LISTING
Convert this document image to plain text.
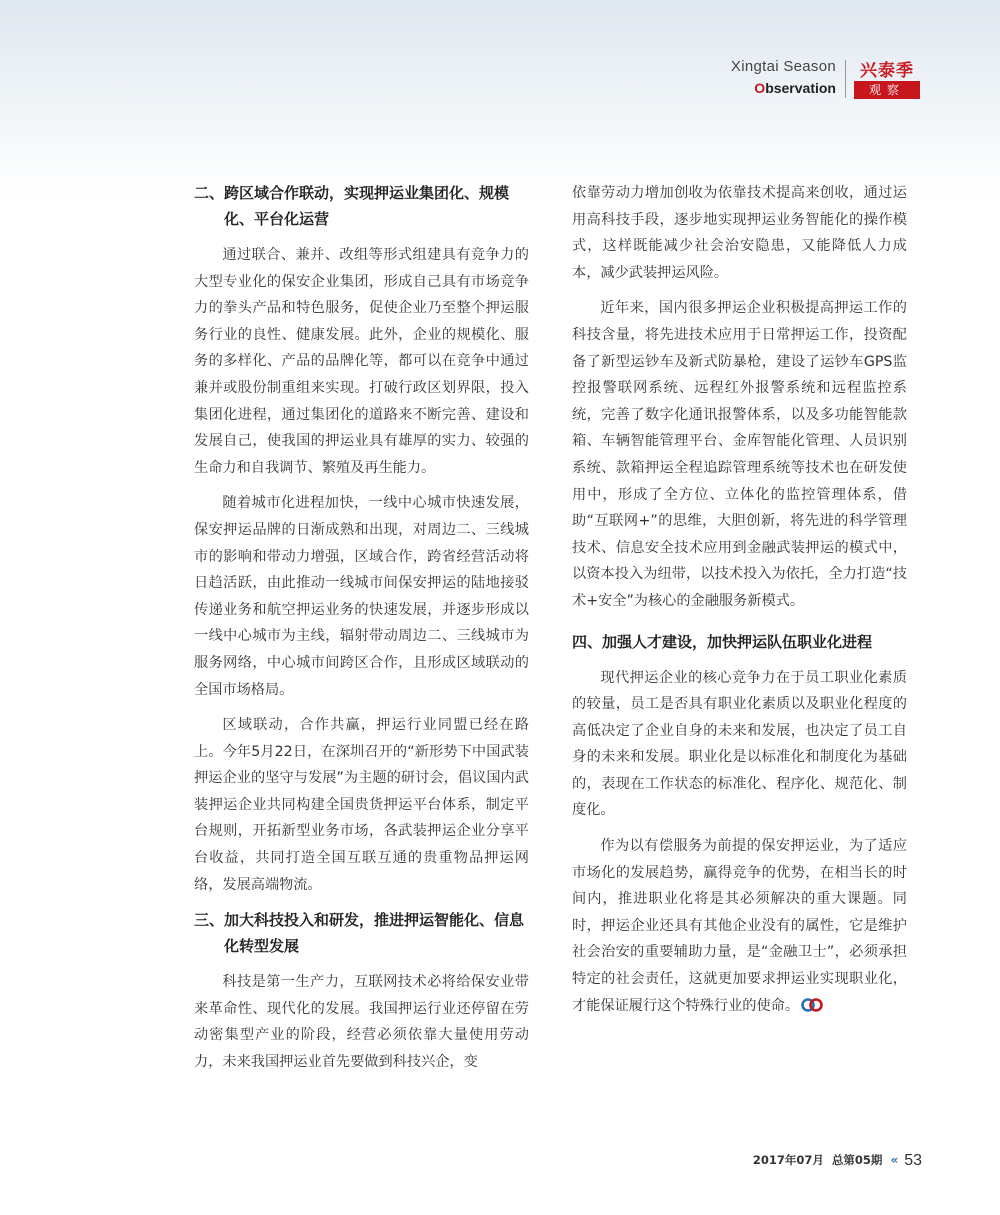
Xingtai Season
Observation
兴泰季
观察
二、跨区域合作联动，实现押运业集团化、规模化、平台化运营

通过联合、兼并、改组等形式组建具有竞争力的大型专业化的保安企业集团，形成自己具有市场竞争力的拳头产品和特色服务，促使企业乃至整个押运服务行业的良性、健康发展。此外，企业的规模化、服务的多样化、产品的品牌化等，都可以在竞争中通过兼并或股份制重组来实现。打破行政区划界限，投入集团化进程，通过集团化的道路来不断完善、建设和发展自己，使我国的押运业具有雄厚的实力、较强的生命力和自我调节、繁殖及再生能力。

随着城市化进程加快，一线中心城市快速发展，保安押运品牌的日渐成熟和出现，对周边二、三线城市的影响和带动力增强，区域合作，跨省经营活动将日趋活跃，由此推动一线城市间保安押运的陆地接驳传递业务和航空押运业务的快速发展，并逐步形成以一线中心城市为主线，辐射带动周边二、三线城市为服务网络，中心城市间跨区合作，且形成区域联动的全国市场格局。

区域联动，合作共赢，押运行业同盟已经在路上。今年5月22日，在深圳召开的“新形势下中国武装押运企业的坚守与发展”为主题的研讨会，倡议国内武装押运企业共同构建全国贵货押运平台体系，制定平台规则，开拓新型业务市场，各武装押运企业分享平台收益，共同打造全国互联互通的贵重物品押运网络，发展高端物流。

三、加大科技投入和研发，推进押运智能化、信息化转型发展

科技是第一生产力，互联网技术必将给保安业带来革命性、现代化的发展。我国押运行业还停留在劳动密集型产业的阶段，经营必须依靠大量使用劳动力，未来我国押运业首先要做到科技兴企，变

依靠劳动力增加创收为依靠技术提高来创收，通过运用高科技手段，逐步地实现押运业务智能化的操作模式，这样既能减少社会治安隐患，又能降低人力成本，减少武装押运风险。

近年来，国内很多押运企业积极提高押运工作的科技含量，将先进技术应用于日常押运工作，投资配备了新型运钞车及新式防暴枪，建设了运钞车GPS监控报警联网系统、远程红外报警系统和远程监控系统，完善了数字化通讯报警体系，以及多功能智能款箱、车辆智能管理平台、金库智能化管理、人员识别系统、款箱押运全程追踪管理系统等技术也在研发使用中，形成了全方位、立体化的监控管理体系，借助“互联网+”的思维，大胆创新，将先进的科学管理技术、信息安全技术应用到金融武装押运的模式中，以资本投入为纽带，以技术投入为依托，全力打造“技术+安全”为核心的金融服务新模式。

四、加强人才建设，加快押运队伍职业化进程

现代押运企业的核心竞争力在于员工职业化素质的较量，员工是否具有职业化素质以及职业化程度的高低决定了企业自身的未来和发展，也决定了员工自身的未来和发展。职业化是以标准化和制度化为基础的，表现在工作状态的标准化、程序化、规范化、制度化。

作为以有偿服务为前提的保安押运业，为了适应市场化的发展趋势，赢得竞争的优势，在相当长的时间内，推进职业化将是其必须解决的重大课题。同时，押运企业还具有其他企业没有的属性，它是维护社会治安的重要辅助力量，是“金融卫士”，必须承担特定的社会责任，这就更加要求押运业实现职业化，才能保证履行这个特殊行业的使命。

2017年07月 总第05期 « 53
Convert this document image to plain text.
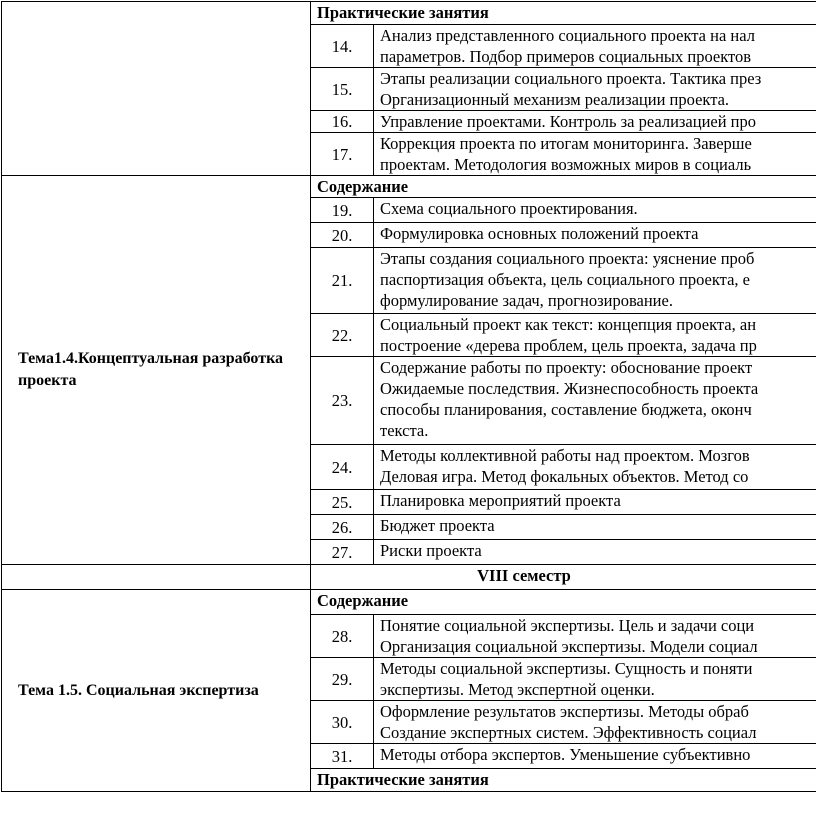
	Практические занятия	
	14.	Анализ представленного социального проекта на нал
параметров. Подбор примеров социальных проектов

	15.	Этапы реализации социального проекта. Тактика през
Организационный механизм реализации проекта.

	16.	Управление проектами. Контроль за реализацией про

	17.	Коррекция проекта по итогам мониторинга. Заверше
проектам. Методология возможных миров в социаль

Тема1.4.Концептуальная разработка проекта	Содержание	
	19.	Схема социального проектирования.

	20.	Формулировка основных положений проекта

	21.	Этапы создания социального проекта: уяснение проб
паспортизация объекта, цель социального проекта, е
формулирование задач, прогнозирование.

	22.	Социальный проект как текст: концепция проекта, ан
построение «дерева проблем, цель проекта, задача пр

	23.	Содержание работы по проекту: обоснование проект
Ожидаемые последствия. Жизнеспособность проекта
способы планирования, составление бюджета, оконч
текста.

	24.	Методы коллективной работы над проектом. Мозгов
Деловая игра. Метод фокальных объектов. Метод со

	25.	Планировка мероприятий проекта

	26.	Бюджет проекта

	27.	Риски проекта

	VIII семестр	
Тема 1.5. Социальная экспертиза	Содержание	
	28.	Понятие социальной экспертизы. Цель и задачи соци
Организация социальной экспертизы. Модели социал

	29.	Методы социальной экспертизы. Сущность и поняти
экспертизы. Метод экспертной оценки.

	30.	Оформление результатов экспертизы. Методы обраб
Создание экспертных систем. Эффективность социал

	31.	Методы отбора экспертов. Уменьшение субъективно

	Практические занятия	
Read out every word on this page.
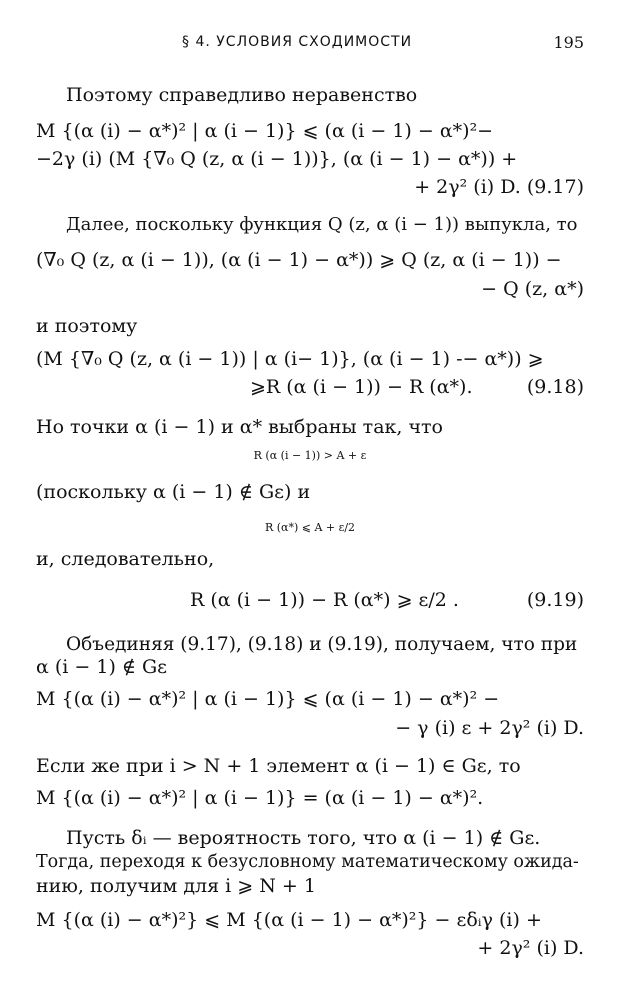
§ 4. УСЛОВИЯ СХОДИМОСТИ	195
Поэтому справедливо неравенство
M {(α (i) − α*)² | α (i − 1)} ⩽ (α (i − 1) − α*)²−
−2γ (i) (M {∇₀ Q (z, α (i − 1))}, (α (i − 1) − α*)) +
+ 2γ² (i) D. (9.17)
Далее, поскольку функция Q (z, α (i − 1)) выпукла, то
(∇₀ Q (z, α (i − 1)), (α (i − 1) − α*)) ⩾ Q (z, α (i − 1)) −
− Q (z, α*)
и поэтому
(M {∇₀ Q (z, α (i − 1)) | α (i− 1)}, (α (i − 1) -− α*)) ⩾
⩾R (α (i − 1)) − R (α*).	(9.18)
Но точки α (i − 1) и α* выбраны так, что
R (α (i − 1)) > A + ε
(поскольку α (i − 1) ∉ Gε) и
R (α*) ⩽ A + ε/2
и, следовательно,
R (α (i − 1)) − R (α*) ⩾ ε/2 .	(9.19)
Объединяя (9.17), (9.18) и (9.19), получаем, что при
α (i − 1) ∉ Gε
M {(α (i) − α*)² | α (i − 1)} ⩽ (α (i − 1) − α*)² −
− γ (i) ε + 2γ² (i) D.
Если же при i > N + 1 элемент α (i − 1) ∈ Gε, то
M {(α (i) − α*)² | α (i − 1)} = (α (i − 1) − α*)².
Пусть δᵢ — вероятность того, что α (i − 1) ∉ Gε.
Тогда, переходя к безусловному математическому ожида-
нию, получим для i ⩾ N + 1
M {(α (i) − α*)²} ⩽ M {(α (i − 1) − α*)²} − εδᵢγ (i) +
+ 2γ² (i) D.
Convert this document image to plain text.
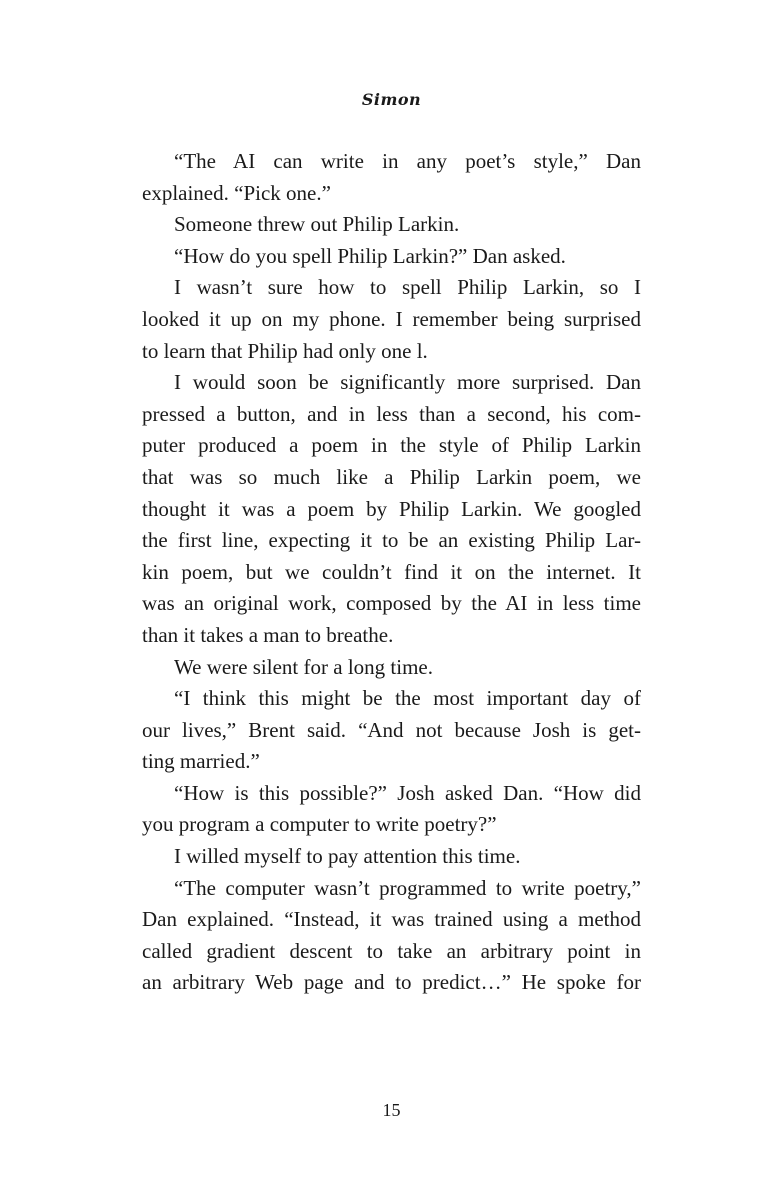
Simon
“The AI can write in any poet’s style,” Dan
explained. “Pick one.”
Someone threw out Philip Larkin.
“How do you spell Philip Larkin?” Dan asked.
I wasn’t sure how to spell Philip Larkin, so I
looked it up on my phone. I remember being surprised
to learn that Philip had only one l.
I would soon be significantly more surprised. Dan
pressed a button, and in less than a second, his com-
puter produced a poem in the style of Philip Larkin
that was so much like a Philip Larkin poem, we
thought it was a poem by Philip Larkin. We googled
the first line, expecting it to be an existing Philip Lar-
kin poem, but we couldn’t find it on the internet. It
was an original work, composed by the AI in less time
than it takes a man to breathe.
We were silent for a long time.
“I think this might be the most important day of
our lives,” Brent said. “And not because Josh is get-
ting married.”
“How is this possible?” Josh asked Dan. “How did
you program a computer to write poetry?”
I willed myself to pay attention this time.
“The computer wasn’t programmed to write poetry,”
Dan explained. “Instead, it was trained using a method
called gradient descent to take an arbitrary point in
an arbitrary Web page and to predict…” He spoke for
15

REQUIREMENTS
Return the listing above word for word, with the pictures removed.

EXERCISE RESPONSE
Convert this document image to plain text.
Xingtai Season
Observation
兴泰季
观察
二、跨区域合作联动，实现押运业集团化、规模化、平台化运营

通过联合、兼并、改组等形式组建具有竞争力的大型专业化的保安企业集团，形成自己具有市场竞争力的拳头产品和特色服务，促使企业乃至整个押运服务行业的良性、健康发展。此外，企业的规模化、服务的多样化、产品的品牌化等，都可以在竞争中通过兼并或股份制重组来实现。打破行政区划界限，投入集团化进程，通过集团化的道路来不断完善、建设和发展自己，使我国的押运业具有雄厚的实力、较强的生命力和自我调节、繁殖及再生能力。

随着城市化进程加快，一线中心城市快速发展，保安押运品牌的日渐成熟和出现，对周边二、三线城市的影响和带动力增强，区域合作，跨省经营活动将日趋活跃，由此推动一线城市间保安押运的陆地接驳传递业务和航空押运业务的快速发展，并逐步形成以一线中心城市为主线，辐射带动周边二、三线城市为服务网络，中心城市间跨区合作，且形成区域联动的全国市场格局。

区域联动，合作共赢，押运行业同盟已经在路上。今年5月22日，在深圳召开的“新形势下中国武装押运企业的坚守与发展”为主题的研讨会，倡议国内武装押运企业共同构建全国贵货押运平台体系，制定平台规则，开拓新型业务市场，各武装押运企业分享平台收益，共同打造全国互联互通的贵重物品押运网络，发展高端物流。

三、加大科技投入和研发，推进押运智能化、信息化转型发展

科技是第一生产力，互联网技术必将给保安业带来革命性、现代化的发展。我国押运行业还停留在劳动密集型产业的阶段，经营必须依靠大量使用劳动力，未来我国押运业首先要做到科技兴企，变

依靠劳动力增加创收为依靠技术提高来创收，通过运用高科技手段，逐步地实现押运业务智能化的操作模式，这样既能减少社会治安隐患，又能降低人力成本，减少武装押运风险。

近年来，国内很多押运企业积极提高押运工作的科技含量，将先进技术应用于日常押运工作，投资配备了新型运钞车及新式防暴枪，建设了运钞车GPS监控报警联网系统、远程红外报警系统和远程监控系统，完善了数字化通讯报警体系，以及多功能智能款箱、车辆智能管理平台、金库智能化管理、人员识别系统、款箱押运全程追踪管理系统等技术也在研发使用中，形成了全方位、立体化的监控管理体系，借助“互联网+”的思维，大胆创新，将先进的科学管理技术、信息安全技术应用到金融武装押运的模式中，以资本投入为纽带，以技术投入为依托，全力打造“技术+安全”为核心的金融服务新模式。

四、加强人才建设，加快押运队伍职业化进程

现代押运企业的核心竞争力在于员工职业化素质的较量，员工是否具有职业化素质以及职业化程度的高低决定了企业自身的未来和发展，也决定了员工自身的未来和发展。职业化是以标准化和制度化为基础的，表现在工作状态的标准化、程序化、规范化、制度化。

作为以有偿服务为前提的保安押运业，为了适应市场化的发展趋势，赢得竞争的优势，在相当长的时间内，推进职业化将是其必须解决的重大课题。同时，押运企业还具有其他企业没有的属性，它是维护社会治安的重要辅助力量，是“金融卫士”，必须承担特定的社会责任，这就更加要求押运业实现职业化，才能保证履行这个特殊行业的使命。

2017年07月 总第05期 « 53
Convert this document image to plain text.
	Практические занятия	
	14.	Анализ представленного социального проекта на нал
параметров. Подбор примеров социальных проектов

	15.	Этапы реализации социального проекта. Тактика през
Организационный механизм реализации проекта.

	16.	Управление проектами. Контроль за реализацией про

	17.	Коррекция проекта по итогам мониторинга. Заверше
проектам. Методология возможных миров в социаль

Тема1.4.Концептуальная разработка проекта	Содержание	
	19.	Схема социального проектирования.

	20.	Формулировка основных положений проекта

	21.	Этапы создания социального проекта: уяснение проб
паспортизация объекта, цель социального проекта, е
формулирование задач, прогнозирование.

	22.	Социальный проект как текст: концепция проекта, ан
построение «дерева проблем, цель проекта, задача пр

	23.	Содержание работы по проекту: обоснование проект
Ожидаемые последствия. Жизнеспособность проекта
способы планирования, составление бюджета, оконч
текста.

	24.	Методы коллективной работы над проектом. Мозгов
Деловая игра. Метод фокальных объектов. Метод со

	25.	Планировка мероприятий проекта

	26.	Бюджет проекта

	27.	Риски проекта

	VIII семестр	
Тема 1.5. Социальная экспертиза	Содержание	
	28.	Понятие социальной экспертизы. Цель и задачи соци
Организация социальной экспертизы. Модели социал

	29.	Методы социальной экспертизы. Сущность и поняти
экспертизы. Метод экспертной оценки.

	30.	Оформление результатов экспертизы. Методы обраб
Создание экспертных систем. Эффективность социал

	31.	Методы отбора экспертов. Уменьшение субъективно

	Практические занятия	
Read out every word on this page.
§ 4. УСЛОВИЯ СХОДИМОСТИ	195
Поэтому справедливо неравенство
M {(α (i) − α*)² | α (i − 1)} ⩽ (α (i − 1) − α*)²−
−2γ (i) (M {∇₀ Q (z, α (i − 1))}, (α (i − 1) − α*)) +
+ 2γ² (i) D. (9.17)
Далее, поскольку функция Q (z, α (i − 1)) выпукла, то
(∇₀ Q (z, α (i − 1)), (α (i − 1) − α*)) ⩾ Q (z, α (i − 1)) −
− Q (z, α*)
и поэтому
(M {∇₀ Q (z, α (i − 1)) | α (i− 1)}, (α (i − 1) -− α*)) ⩾
⩾R (α (i − 1)) − R (α*).	(9.18)
Но точки α (i − 1) и α* выбраны так, что
R (α (i − 1)) > A + ε
(поскольку α (i − 1) ∉ Gε) и
R (α*) ⩽ A + ε/2
и, следовательно,
R (α (i − 1)) − R (α*) ⩾ ε/2 .	(9.19)
Объединяя (9.17), (9.18) и (9.19), получаем, что при
α (i − 1) ∉ Gε
M {(α (i) − α*)² | α (i − 1)} ⩽ (α (i − 1) − α*)² −
− γ (i) ε + 2γ² (i) D.
Если же при i > N + 1 элемент α (i − 1) ∈ Gε, то
M {(α (i) − α*)² | α (i − 1)} = (α (i − 1) − α*)².
Пусть δᵢ — вероятность того, что α (i − 1) ∉ Gε.
Тогда, переходя к безусловному математическому ожида-
нию, получим для i ⩾ N + 1
M {(α (i) − α*)²} ⩽ M {(α (i − 1) − α*)²} − εδᵢγ (i) +
+ 2γ² (i) D.
Convert this document image to plain text.
Simon
“The AI can write in any poet’s style,” Dan
explained. “Pick one.”
Someone threw out Philip Larkin.
“How do you spell Philip Larkin?” Dan asked.
I wasn’t sure how to spell Philip Larkin, so I
looked it up on my phone. I remember being surprised
to learn that Philip had only one l.
I would soon be significantly more surprised. Dan
pressed a button, and in less than a second, his com-
puter produced a poem in the style of Philip Larkin
that was so much like a Philip Larkin poem, we
thought it was a poem by Philip Larkin. We googled
the first line, expecting it to be an existing Philip Lar-
kin poem, but we couldn’t find it on the internet. It
was an original work, composed by the AI in less time
than it takes a man to breathe.
We were silent for a long time.
“I think this might be the most important day of
our lives,” Brent said. “And not because Josh is get-
ting married.”
“How is this possible?” Josh asked Dan. “How did
you program a computer to write poetry?”
I willed myself to pay attention this time.
“The computer wasn’t programmed to write poetry,”
Dan explained. “Instead, it was trained using a method
called gradient descent to take an arbitrary point in
an arbitrary Web page and to predict…” He spoke for
15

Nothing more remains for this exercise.